----- Data for the task -----

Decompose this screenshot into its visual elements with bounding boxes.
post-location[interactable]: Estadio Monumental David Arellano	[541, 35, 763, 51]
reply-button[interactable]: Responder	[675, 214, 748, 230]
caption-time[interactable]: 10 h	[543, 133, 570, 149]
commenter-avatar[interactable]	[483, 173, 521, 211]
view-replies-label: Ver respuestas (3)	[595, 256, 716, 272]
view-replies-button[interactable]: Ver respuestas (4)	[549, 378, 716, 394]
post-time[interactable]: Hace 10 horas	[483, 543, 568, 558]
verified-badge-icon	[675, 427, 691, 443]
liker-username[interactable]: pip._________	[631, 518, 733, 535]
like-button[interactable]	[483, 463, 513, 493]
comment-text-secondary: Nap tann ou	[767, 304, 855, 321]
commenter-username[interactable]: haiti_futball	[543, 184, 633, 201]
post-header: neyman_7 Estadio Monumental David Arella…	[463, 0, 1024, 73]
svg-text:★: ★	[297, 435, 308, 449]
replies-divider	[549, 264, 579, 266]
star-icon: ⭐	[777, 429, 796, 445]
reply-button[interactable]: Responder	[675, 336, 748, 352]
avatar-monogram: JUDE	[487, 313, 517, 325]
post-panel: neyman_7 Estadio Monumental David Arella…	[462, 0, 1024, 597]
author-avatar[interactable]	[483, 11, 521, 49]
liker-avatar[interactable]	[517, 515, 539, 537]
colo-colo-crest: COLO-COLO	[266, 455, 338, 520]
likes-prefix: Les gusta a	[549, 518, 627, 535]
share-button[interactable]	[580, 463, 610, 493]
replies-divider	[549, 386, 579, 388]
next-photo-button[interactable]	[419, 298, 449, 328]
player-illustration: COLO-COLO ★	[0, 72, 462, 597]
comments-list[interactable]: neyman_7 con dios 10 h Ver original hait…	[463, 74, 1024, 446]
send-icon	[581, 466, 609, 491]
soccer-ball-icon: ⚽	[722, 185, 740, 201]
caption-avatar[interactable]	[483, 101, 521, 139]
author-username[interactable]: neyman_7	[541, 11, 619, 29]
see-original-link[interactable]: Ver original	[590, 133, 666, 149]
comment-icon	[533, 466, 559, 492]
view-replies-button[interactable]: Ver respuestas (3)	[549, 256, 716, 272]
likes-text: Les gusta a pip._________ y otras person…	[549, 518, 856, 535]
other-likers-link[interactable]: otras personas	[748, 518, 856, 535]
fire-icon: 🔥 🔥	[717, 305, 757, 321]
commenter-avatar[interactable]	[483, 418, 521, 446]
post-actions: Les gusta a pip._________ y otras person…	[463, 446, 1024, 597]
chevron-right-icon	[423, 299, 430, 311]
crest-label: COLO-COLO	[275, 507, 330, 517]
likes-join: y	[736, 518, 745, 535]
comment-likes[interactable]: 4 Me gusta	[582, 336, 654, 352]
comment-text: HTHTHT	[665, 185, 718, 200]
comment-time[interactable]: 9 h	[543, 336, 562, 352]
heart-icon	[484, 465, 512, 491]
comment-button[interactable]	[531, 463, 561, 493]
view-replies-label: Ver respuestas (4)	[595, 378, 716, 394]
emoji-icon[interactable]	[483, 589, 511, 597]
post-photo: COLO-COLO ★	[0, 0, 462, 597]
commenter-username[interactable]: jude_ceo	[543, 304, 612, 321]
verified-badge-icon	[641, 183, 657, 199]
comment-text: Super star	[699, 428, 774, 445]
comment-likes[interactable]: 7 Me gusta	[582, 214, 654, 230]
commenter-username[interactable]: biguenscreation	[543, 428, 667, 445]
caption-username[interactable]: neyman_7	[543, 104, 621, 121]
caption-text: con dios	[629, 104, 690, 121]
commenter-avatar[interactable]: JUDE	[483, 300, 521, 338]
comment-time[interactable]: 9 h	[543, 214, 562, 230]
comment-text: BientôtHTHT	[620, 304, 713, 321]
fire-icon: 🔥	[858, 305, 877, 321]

-----

Can you reproduce every row above character for character, with nothing changed or left out?

[Solution]
Decompose this screenshot into its visual elements with bounding boxes.
post-location[interactable]: Estadio Monumental David Arellano	[541, 35, 763, 51]
reply-button[interactable]: Responder	[675, 214, 748, 230]
caption-time[interactable]: 10 h	[543, 133, 570, 149]
commenter-avatar[interactable]	[483, 173, 521, 211]
view-replies-label: Ver respuestas (3)	[595, 256, 716, 272]
view-replies-button[interactable]: Ver respuestas (4)	[549, 378, 716, 394]
post-time[interactable]: Hace 10 horas	[483, 543, 568, 558]
verified-badge-icon	[675, 427, 691, 443]
liker-username[interactable]: pip._________	[631, 518, 733, 535]
like-button[interactable]	[483, 463, 513, 493]
comment-text-secondary: Nap tann ou	[767, 304, 855, 321]
commenter-username[interactable]: haiti_futball	[543, 184, 633, 201]
post-header: neyman_7 Estadio Monumental David Arella…	[463, 0, 1024, 73]
svg-text:★: ★	[297, 435, 308, 449]
replies-divider	[549, 264, 579, 266]
star-icon: ⭐	[777, 429, 796, 445]
reply-button[interactable]: Responder	[675, 336, 748, 352]
avatar-monogram: JUDE	[487, 313, 517, 325]
post-panel: neyman_7 Estadio Monumental David Arella…	[462, 0, 1024, 597]
author-avatar[interactable]	[483, 11, 521, 49]
liker-avatar[interactable]	[517, 515, 539, 537]
colo-colo-crest: COLO-COLO	[266, 455, 338, 520]
likes-prefix: Les gusta a	[549, 518, 627, 535]
share-button[interactable]	[580, 463, 610, 493]
replies-divider	[549, 386, 579, 388]
next-photo-button[interactable]	[419, 298, 449, 328]
player-illustration: COLO-COLO ★	[0, 72, 462, 597]
comments-list[interactable]: neyman_7 con dios 10 h Ver original hait…	[463, 74, 1024, 446]
send-icon	[581, 466, 609, 491]
soccer-ball-icon: ⚽	[722, 185, 740, 201]
caption-avatar[interactable]	[483, 101, 521, 139]
author-username[interactable]: neyman_7	[541, 11, 619, 29]
see-original-link[interactable]: Ver original	[590, 133, 666, 149]
comment-icon	[533, 466, 559, 492]
view-replies-button[interactable]: Ver respuestas (3)	[549, 256, 716, 272]
likes-text: Les gusta a pip._________ y otras person…	[549, 518, 856, 535]
other-likers-link[interactable]: otras personas	[748, 518, 856, 535]
fire-icon: 🔥 🔥	[717, 305, 757, 321]
commenter-avatar[interactable]	[483, 418, 521, 446]
post-actions: Les gusta a pip._________ y otras person…	[463, 446, 1024, 597]
chevron-right-icon	[423, 299, 430, 311]
crest-label: COLO-COLO	[275, 507, 330, 517]
likes-join: y	[736, 518, 745, 535]
comment-likes[interactable]: 4 Me gusta	[582, 336, 654, 352]
comment-text: HTHTHT	[665, 185, 718, 200]
comment-time[interactable]: 9 h	[543, 336, 562, 352]
heart-icon	[484, 465, 512, 491]
comment-button[interactable]	[531, 463, 561, 493]
view-replies-label: Ver respuestas (4)	[595, 378, 716, 394]
emoji-icon[interactable]	[483, 589, 511, 597]
post-photo: COLO-COLO ★	[0, 0, 462, 597]
commenter-username[interactable]: jude_ceo	[543, 304, 612, 321]
verified-badge-icon	[641, 183, 657, 199]
comment-text: Super star	[699, 428, 774, 445]
comment-likes[interactable]: 7 Me gusta	[582, 214, 654, 230]
commenter-username[interactable]: biguenscreation	[543, 428, 667, 445]
caption-username[interactable]: neyman_7	[543, 104, 621, 121]
caption-text: con dios	[629, 104, 690, 121]
commenter-avatar[interactable]: JUDE	[483, 300, 521, 338]
comment-time[interactable]: 9 h	[543, 214, 562, 230]
comment-text: BientôtHTHT	[620, 304, 713, 321]
fire-icon: 🔥	[858, 305, 877, 321]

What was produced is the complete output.